(Items from a data source)
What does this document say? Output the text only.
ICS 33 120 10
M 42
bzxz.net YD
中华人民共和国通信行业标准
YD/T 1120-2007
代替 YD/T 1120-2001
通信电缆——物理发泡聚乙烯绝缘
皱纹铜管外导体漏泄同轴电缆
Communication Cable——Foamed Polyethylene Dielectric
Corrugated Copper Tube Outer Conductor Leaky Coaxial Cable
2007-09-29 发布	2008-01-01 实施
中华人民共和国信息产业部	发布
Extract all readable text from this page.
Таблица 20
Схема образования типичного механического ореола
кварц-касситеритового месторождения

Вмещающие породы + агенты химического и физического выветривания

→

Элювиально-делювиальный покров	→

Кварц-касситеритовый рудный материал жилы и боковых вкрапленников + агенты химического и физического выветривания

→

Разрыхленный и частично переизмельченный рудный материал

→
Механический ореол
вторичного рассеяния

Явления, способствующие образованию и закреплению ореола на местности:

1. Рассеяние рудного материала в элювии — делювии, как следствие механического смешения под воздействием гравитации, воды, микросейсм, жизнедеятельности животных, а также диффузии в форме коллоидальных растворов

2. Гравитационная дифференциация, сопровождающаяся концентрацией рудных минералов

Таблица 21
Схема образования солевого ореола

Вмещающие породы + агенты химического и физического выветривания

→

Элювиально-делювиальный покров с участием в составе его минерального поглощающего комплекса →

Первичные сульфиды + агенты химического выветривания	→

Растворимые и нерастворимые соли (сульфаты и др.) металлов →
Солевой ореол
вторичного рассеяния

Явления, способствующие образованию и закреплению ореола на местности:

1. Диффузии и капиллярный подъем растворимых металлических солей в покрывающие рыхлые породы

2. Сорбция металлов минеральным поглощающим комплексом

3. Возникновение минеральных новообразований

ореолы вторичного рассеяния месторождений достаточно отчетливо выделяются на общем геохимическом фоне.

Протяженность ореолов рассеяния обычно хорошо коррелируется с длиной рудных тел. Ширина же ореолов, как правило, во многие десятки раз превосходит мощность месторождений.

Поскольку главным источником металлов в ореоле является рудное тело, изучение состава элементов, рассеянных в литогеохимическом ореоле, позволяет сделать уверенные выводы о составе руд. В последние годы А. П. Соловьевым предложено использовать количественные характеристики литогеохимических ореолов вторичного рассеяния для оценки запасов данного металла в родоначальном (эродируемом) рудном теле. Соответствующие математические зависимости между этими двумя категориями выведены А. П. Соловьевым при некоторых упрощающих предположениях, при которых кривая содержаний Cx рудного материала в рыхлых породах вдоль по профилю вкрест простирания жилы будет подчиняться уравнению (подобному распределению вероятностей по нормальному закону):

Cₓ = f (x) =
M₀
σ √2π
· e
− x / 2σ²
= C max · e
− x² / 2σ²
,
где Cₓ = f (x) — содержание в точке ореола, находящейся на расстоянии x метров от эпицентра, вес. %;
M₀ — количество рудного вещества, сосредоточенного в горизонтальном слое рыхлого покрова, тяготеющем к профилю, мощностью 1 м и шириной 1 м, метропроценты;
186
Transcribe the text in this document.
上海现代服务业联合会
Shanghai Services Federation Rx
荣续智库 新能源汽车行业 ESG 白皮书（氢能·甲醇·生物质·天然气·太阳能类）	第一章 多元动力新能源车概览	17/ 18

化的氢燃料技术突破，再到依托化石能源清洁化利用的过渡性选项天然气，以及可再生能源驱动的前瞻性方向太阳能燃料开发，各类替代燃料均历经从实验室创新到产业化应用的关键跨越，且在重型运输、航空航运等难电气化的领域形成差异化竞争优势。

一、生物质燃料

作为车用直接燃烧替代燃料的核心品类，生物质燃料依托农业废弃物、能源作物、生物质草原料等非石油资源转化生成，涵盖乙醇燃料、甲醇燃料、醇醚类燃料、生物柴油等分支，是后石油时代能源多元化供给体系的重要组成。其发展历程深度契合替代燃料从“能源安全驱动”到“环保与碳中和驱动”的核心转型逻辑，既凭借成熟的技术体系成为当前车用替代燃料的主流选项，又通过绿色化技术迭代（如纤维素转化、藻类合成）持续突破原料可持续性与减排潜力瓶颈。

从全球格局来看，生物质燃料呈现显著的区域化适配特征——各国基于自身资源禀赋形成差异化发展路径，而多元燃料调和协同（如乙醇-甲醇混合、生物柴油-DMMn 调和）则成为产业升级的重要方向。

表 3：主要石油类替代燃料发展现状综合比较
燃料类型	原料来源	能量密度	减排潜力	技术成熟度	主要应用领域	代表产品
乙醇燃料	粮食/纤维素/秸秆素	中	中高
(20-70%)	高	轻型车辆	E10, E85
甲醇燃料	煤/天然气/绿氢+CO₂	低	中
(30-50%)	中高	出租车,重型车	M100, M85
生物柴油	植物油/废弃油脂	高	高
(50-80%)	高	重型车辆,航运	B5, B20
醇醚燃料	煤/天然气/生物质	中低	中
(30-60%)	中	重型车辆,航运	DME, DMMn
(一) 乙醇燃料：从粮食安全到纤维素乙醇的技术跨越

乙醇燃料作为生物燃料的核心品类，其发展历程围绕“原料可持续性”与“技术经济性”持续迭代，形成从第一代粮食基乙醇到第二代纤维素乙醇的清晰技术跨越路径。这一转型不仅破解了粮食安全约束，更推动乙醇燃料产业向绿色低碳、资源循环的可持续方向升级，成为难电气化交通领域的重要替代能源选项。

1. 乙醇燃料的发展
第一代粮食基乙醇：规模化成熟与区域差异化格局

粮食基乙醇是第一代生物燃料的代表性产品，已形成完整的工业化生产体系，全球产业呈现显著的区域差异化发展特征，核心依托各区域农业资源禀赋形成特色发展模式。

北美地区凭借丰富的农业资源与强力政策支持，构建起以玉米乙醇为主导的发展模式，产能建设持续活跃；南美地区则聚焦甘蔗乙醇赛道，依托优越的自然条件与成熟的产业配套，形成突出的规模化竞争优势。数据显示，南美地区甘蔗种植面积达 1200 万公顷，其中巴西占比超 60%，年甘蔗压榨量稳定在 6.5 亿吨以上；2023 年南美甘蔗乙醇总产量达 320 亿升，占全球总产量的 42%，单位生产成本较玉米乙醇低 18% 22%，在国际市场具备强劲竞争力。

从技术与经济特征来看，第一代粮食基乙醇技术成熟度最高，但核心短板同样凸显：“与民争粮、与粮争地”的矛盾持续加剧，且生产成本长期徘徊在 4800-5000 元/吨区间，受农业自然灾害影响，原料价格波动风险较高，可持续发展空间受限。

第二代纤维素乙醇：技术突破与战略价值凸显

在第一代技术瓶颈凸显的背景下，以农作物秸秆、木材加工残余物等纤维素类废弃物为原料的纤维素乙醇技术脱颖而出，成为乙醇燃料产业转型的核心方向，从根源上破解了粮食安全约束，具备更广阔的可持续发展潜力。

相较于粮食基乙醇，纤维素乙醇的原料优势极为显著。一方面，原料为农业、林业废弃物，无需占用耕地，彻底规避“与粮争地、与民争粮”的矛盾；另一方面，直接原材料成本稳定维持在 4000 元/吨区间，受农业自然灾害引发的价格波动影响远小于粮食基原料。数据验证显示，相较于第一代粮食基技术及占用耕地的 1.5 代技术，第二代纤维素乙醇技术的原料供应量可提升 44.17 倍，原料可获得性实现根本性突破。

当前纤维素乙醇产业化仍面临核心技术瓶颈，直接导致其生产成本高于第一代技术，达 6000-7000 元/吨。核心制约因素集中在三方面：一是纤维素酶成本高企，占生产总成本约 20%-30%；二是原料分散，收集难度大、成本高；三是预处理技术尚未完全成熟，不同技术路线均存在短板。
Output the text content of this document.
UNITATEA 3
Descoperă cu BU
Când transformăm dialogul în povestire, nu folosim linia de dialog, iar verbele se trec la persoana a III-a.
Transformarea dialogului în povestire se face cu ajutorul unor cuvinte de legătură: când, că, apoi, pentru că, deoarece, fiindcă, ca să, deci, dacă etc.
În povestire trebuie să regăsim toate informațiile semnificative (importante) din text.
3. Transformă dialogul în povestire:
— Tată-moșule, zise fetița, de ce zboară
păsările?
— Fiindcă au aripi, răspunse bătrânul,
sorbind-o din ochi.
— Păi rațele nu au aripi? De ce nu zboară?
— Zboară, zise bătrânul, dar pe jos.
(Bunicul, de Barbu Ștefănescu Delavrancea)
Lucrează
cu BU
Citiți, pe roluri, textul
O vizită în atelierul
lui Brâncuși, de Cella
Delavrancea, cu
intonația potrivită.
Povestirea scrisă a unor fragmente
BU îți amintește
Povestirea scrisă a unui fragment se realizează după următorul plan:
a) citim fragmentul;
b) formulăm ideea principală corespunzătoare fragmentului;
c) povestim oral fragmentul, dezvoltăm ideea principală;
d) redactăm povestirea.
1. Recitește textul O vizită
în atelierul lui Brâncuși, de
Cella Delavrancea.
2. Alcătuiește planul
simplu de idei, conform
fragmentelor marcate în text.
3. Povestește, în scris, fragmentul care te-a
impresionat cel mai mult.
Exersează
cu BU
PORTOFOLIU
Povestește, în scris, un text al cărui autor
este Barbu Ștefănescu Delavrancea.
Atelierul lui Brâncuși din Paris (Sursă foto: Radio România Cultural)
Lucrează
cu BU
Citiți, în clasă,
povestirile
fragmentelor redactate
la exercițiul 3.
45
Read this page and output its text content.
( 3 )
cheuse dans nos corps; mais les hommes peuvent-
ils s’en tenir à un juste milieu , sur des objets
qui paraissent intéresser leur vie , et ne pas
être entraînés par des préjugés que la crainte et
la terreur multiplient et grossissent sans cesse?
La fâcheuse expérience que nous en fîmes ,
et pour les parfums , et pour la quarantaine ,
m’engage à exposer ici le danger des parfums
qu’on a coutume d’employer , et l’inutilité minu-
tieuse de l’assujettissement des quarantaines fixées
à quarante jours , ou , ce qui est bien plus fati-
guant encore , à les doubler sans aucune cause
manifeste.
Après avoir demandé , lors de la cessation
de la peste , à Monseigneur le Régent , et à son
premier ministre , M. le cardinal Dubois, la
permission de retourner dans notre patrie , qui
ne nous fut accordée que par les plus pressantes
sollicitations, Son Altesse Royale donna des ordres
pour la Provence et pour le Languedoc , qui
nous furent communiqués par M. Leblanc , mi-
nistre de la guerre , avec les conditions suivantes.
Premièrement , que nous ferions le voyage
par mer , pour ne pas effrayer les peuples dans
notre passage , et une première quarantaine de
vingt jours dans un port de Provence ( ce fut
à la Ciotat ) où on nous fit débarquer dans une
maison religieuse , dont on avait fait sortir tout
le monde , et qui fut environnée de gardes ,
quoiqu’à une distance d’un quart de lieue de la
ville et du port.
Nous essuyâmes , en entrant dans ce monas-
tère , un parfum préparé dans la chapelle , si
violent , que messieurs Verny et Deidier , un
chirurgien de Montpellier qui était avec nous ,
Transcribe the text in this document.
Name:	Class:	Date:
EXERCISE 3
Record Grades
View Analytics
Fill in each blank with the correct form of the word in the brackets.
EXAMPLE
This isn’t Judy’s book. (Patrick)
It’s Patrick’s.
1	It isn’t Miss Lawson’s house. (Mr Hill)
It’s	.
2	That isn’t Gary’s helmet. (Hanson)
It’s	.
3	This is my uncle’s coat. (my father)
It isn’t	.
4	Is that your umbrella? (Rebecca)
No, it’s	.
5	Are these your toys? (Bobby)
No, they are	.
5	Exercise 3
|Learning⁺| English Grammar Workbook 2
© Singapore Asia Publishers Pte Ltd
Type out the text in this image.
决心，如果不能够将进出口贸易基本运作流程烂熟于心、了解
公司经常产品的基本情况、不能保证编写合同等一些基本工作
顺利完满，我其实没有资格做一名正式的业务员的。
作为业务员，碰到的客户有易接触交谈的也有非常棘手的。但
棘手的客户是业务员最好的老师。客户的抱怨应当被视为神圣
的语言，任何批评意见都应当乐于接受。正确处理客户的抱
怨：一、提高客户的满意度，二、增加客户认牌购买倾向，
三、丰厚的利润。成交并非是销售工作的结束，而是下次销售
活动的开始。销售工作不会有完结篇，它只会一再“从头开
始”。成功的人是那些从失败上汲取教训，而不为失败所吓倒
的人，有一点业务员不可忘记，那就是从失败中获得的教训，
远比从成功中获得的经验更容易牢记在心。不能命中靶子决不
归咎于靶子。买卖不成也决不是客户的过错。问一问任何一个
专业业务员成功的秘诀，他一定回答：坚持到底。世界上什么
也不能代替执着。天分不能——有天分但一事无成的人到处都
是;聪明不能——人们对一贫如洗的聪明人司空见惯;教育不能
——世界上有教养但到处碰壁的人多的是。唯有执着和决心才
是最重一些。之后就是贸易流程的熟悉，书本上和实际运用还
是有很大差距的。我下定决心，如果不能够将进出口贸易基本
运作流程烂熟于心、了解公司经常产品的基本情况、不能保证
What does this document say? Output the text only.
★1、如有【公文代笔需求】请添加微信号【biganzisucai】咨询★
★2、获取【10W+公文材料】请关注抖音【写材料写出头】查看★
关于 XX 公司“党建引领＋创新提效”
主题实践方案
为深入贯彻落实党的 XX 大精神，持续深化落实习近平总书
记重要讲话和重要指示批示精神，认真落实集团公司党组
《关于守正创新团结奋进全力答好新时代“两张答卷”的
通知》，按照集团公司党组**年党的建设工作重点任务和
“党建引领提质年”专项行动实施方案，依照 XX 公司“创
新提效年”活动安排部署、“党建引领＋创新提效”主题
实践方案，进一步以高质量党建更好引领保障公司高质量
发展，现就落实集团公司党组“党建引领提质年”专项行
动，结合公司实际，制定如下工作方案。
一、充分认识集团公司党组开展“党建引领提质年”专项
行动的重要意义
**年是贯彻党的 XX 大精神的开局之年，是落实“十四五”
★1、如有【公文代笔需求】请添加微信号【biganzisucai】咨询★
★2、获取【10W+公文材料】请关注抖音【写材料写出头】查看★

## Exercise goal
Of all the lines in the listing above, how many include "Cella"? Write only the number.

## Expected answer
2